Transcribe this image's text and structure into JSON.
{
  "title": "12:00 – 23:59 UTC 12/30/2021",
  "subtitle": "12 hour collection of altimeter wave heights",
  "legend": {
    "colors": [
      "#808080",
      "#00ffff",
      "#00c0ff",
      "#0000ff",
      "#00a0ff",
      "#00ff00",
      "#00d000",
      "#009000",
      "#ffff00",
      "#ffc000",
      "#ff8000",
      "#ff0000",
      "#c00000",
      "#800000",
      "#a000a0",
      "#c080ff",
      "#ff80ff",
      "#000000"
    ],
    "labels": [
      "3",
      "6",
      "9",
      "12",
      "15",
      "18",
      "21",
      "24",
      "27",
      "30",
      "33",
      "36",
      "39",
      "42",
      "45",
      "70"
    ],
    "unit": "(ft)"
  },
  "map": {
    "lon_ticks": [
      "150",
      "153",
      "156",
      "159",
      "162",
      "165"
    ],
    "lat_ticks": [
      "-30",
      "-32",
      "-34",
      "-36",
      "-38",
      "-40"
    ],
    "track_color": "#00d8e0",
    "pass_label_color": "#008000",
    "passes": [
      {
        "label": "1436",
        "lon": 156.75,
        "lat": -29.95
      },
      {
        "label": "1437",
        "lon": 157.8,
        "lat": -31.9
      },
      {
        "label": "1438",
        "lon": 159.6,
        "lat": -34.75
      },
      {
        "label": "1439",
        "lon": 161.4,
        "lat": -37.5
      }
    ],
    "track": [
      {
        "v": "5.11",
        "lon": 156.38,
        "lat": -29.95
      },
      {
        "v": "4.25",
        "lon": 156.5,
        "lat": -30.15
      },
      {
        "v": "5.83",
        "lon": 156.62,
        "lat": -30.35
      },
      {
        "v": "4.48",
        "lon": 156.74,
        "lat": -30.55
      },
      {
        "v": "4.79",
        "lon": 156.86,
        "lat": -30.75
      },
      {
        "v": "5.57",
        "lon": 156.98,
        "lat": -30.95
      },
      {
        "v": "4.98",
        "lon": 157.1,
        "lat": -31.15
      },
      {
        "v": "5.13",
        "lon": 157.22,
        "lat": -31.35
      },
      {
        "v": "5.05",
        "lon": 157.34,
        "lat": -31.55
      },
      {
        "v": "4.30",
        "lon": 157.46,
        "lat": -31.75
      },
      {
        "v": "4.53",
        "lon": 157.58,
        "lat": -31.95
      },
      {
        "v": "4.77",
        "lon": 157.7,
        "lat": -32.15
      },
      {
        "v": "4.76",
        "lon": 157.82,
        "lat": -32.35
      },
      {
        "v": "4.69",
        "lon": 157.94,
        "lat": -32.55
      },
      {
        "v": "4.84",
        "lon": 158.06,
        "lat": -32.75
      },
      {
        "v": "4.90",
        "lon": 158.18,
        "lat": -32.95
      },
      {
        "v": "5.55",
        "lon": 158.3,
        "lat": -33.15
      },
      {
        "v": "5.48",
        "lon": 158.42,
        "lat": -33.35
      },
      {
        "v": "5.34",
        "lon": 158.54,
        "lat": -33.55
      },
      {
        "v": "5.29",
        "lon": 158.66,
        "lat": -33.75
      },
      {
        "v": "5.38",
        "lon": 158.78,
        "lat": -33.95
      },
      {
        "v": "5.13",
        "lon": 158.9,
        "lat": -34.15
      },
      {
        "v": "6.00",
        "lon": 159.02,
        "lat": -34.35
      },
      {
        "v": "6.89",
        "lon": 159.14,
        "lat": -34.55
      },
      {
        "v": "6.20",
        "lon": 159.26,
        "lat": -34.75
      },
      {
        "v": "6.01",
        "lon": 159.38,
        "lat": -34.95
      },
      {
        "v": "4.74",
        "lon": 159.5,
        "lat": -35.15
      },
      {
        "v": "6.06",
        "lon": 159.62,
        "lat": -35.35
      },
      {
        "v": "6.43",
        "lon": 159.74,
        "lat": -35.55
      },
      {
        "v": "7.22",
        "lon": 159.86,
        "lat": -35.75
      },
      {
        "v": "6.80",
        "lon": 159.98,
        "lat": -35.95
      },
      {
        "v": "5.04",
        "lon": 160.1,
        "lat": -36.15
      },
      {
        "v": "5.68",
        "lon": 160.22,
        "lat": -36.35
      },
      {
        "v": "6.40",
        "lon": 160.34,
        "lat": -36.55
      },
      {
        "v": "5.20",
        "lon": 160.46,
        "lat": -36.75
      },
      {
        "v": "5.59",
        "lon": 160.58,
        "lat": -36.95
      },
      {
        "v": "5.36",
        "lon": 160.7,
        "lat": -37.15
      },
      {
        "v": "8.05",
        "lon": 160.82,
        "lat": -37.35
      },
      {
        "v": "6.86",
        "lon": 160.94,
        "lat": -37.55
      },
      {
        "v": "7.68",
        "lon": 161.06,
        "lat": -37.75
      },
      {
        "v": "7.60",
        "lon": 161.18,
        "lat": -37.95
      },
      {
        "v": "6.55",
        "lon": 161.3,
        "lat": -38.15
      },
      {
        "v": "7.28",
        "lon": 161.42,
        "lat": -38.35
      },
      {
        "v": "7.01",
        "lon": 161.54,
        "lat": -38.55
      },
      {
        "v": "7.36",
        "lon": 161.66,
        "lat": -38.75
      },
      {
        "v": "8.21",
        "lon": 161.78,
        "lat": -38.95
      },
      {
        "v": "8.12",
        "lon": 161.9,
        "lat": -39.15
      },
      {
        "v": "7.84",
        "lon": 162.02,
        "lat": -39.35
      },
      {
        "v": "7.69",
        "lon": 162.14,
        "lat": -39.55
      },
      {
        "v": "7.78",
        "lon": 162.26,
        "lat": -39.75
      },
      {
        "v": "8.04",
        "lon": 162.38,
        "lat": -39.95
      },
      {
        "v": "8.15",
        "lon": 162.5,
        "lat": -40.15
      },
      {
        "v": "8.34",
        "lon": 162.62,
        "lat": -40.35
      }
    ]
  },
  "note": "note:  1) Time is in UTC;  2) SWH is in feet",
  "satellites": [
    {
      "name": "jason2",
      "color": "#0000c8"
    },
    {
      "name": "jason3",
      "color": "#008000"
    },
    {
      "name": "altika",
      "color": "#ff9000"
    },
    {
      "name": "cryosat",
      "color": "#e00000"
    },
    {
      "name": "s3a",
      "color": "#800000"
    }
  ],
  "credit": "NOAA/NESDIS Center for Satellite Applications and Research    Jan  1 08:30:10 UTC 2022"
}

Problem to solve – Copy the material above back out, exactly as written.

Solution to this task –
Transcribe this image's text and structure into JSON.
{
  "title": "12:00 – 23:59 UTC 12/30/2021",
  "subtitle": "12 hour collection of altimeter wave heights",
  "legend": {
    "colors": [
      "#808080",
      "#00ffff",
      "#00c0ff",
      "#0000ff",
      "#00a0ff",
      "#00ff00",
      "#00d000",
      "#009000",
      "#ffff00",
      "#ffc000",
      "#ff8000",
      "#ff0000",
      "#c00000",
      "#800000",
      "#a000a0",
      "#c080ff",
      "#ff80ff",
      "#000000"
    ],
    "labels": [
      "3",
      "6",
      "9",
      "12",
      "15",
      "18",
      "21",
      "24",
      "27",
      "30",
      "33",
      "36",
      "39",
      "42",
      "45",
      "70"
    ],
    "unit": "(ft)"
  },
  "map": {
    "lon_ticks": [
      "150",
      "153",
      "156",
      "159",
      "162",
      "165"
    ],
    "lat_ticks": [
      "-30",
      "-32",
      "-34",
      "-36",
      "-38",
      "-40"
    ],
    "track_color": "#00d8e0",
    "pass_label_color": "#008000",
    "passes": [
      {
        "label": "1436",
        "lon": 156.75,
        "lat": -29.95
      },
      {
        "label": "1437",
        "lon": 157.8,
        "lat": -31.9
      },
      {
        "label": "1438",
        "lon": 159.6,
        "lat": -34.75
      },
      {
        "label": "1439",
        "lon": 161.4,
        "lat": -37.5
      }
    ],
    "track": [
      {
        "v": "5.11",
        "lon": 156.38,
        "lat": -29.95
      },
      {
        "v": "4.25",
        "lon": 156.5,
        "lat": -30.15
      },
      {
        "v": "5.83",
        "lon": 156.62,
        "lat": -30.35
      },
      {
        "v": "4.48",
        "lon": 156.74,
        "lat": -30.55
      },
      {
        "v": "4.79",
        "lon": 156.86,
        "lat": -30.75
      },
      {
        "v": "5.57",
        "lon": 156.98,
        "lat": -30.95
      },
      {
        "v": "4.98",
        "lon": 157.1,
        "lat": -31.15
      },
      {
        "v": "5.13",
        "lon": 157.22,
        "lat": -31.35
      },
      {
        "v": "5.05",
        "lon": 157.34,
        "lat": -31.55
      },
      {
        "v": "4.30",
        "lon": 157.46,
        "lat": -31.75
      },
      {
        "v": "4.53",
        "lon": 157.58,
        "lat": -31.95
      },
      {
        "v": "4.77",
        "lon": 157.7,
        "lat": -32.15
      },
      {
        "v": "4.76",
        "lon": 157.82,
        "lat": -32.35
      },
      {
        "v": "4.69",
        "lon": 157.94,
        "lat": -32.55
      },
      {
        "v": "4.84",
        "lon": 158.06,
        "lat": -32.75
      },
      {
        "v": "4.90",
        "lon": 158.18,
        "lat": -32.95
      },
      {
        "v": "5.55",
        "lon": 158.3,
        "lat": -33.15
      },
      {
        "v": "5.48",
        "lon": 158.42,
        "lat": -33.35
      },
      {
        "v": "5.34",
        "lon": 158.54,
        "lat": -33.55
      },
      {
        "v": "5.29",
        "lon": 158.66,
        "lat": -33.75
      },
      {
        "v": "5.38",
        "lon": 158.78,
        "lat": -33.95
      },
      {
        "v": "5.13",
        "lon": 158.9,
        "lat": -34.15
      },
      {
        "v": "6.00",
        "lon": 159.02,
        "lat": -34.35
      },
      {
        "v": "6.89",
        "lon": 159.14,
        "lat": -34.55
      },
      {
        "v": "6.20",
        "lon": 159.26,
        "lat": -34.75
      },
      {
        "v": "6.01",
        "lon": 159.38,
        "lat": -34.95
      },
      {
        "v": "4.74",
        "lon": 159.5,
        "lat": -35.15
      },
      {
        "v": "6.06",
        "lon": 159.62,
        "lat": -35.35
      },
      {
        "v": "6.43",
        "lon": 159.74,
        "lat": -35.55
      },
      {
        "v": "7.22",
        "lon": 159.86,
        "lat": -35.75
      },
      {
        "v": "6.80",
        "lon": 159.98,
        "lat": -35.95
      },
      {
        "v": "5.04",
        "lon": 160.1,
        "lat": -36.15
      },
      {
        "v": "5.68",
        "lon": 160.22,
        "lat": -36.35
      },
      {
        "v": "6.40",
        "lon": 160.34,
        "lat": -36.55
      },
      {
        "v": "5.20",
        "lon": 160.46,
        "lat": -36.75
      },
      {
        "v": "5.59",
        "lon": 160.58,
        "lat": -36.95
      },
      {
        "v": "5.36",
        "lon": 160.7,
        "lat": -37.15
      },
      {
        "v": "8.05",
        "lon": 160.82,
        "lat": -37.35
      },
      {
        "v": "6.86",
        "lon": 160.94,
        "lat": -37.55
      },
      {
        "v": "7.68",
        "lon": 161.06,
        "lat": -37.75
      },
      {
        "v": "7.60",
        "lon": 161.18,
        "lat": -37.95
      },
      {
        "v": "6.55",
        "lon": 161.3,
        "lat": -38.15
      },
      {
        "v": "7.28",
        "lon": 161.42,
        "lat": -38.35
      },
      {
        "v": "7.01",
        "lon": 161.54,
        "lat": -38.55
      },
      {
        "v": "7.36",
        "lon": 161.66,
        "lat": -38.75
      },
      {
        "v": "8.21",
        "lon": 161.78,
        "lat": -38.95
      },
      {
        "v": "8.12",
        "lon": 161.9,
        "lat": -39.15
      },
      {
        "v": "7.84",
        "lon": 162.02,
        "lat": -39.35
      },
      {
        "v": "7.69",
        "lon": 162.14,
        "lat": -39.55
      },
      {
        "v": "7.78",
        "lon": 162.26,
        "lat": -39.75
      },
      {
        "v": "8.04",
        "lon": 162.38,
        "lat": -39.95
      },
      {
        "v": "8.15",
        "lon": 162.5,
        "lat": -40.15
      },
      {
        "v": "8.34",
        "lon": 162.62,
        "lat": -40.35
      }
    ]
  },
  "note": "note:  1) Time is in UTC;  2) SWH is in feet",
  "satellites": [
    {
      "name": "jason2",
      "color": "#0000c8"
    },
    {
      "name": "jason3",
      "color": "#008000"
    },
    {
      "name": "altika",
      "color": "#ff9000"
    },
    {
      "name": "cryosat",
      "color": "#e00000"
    },
    {
      "name": "s3a",
      "color": "#800000"
    }
  ],
  "credit": "NOAA/NESDIS Center for Satellite Applications and Research    Jan  1 08:30:10 UTC 2022"
}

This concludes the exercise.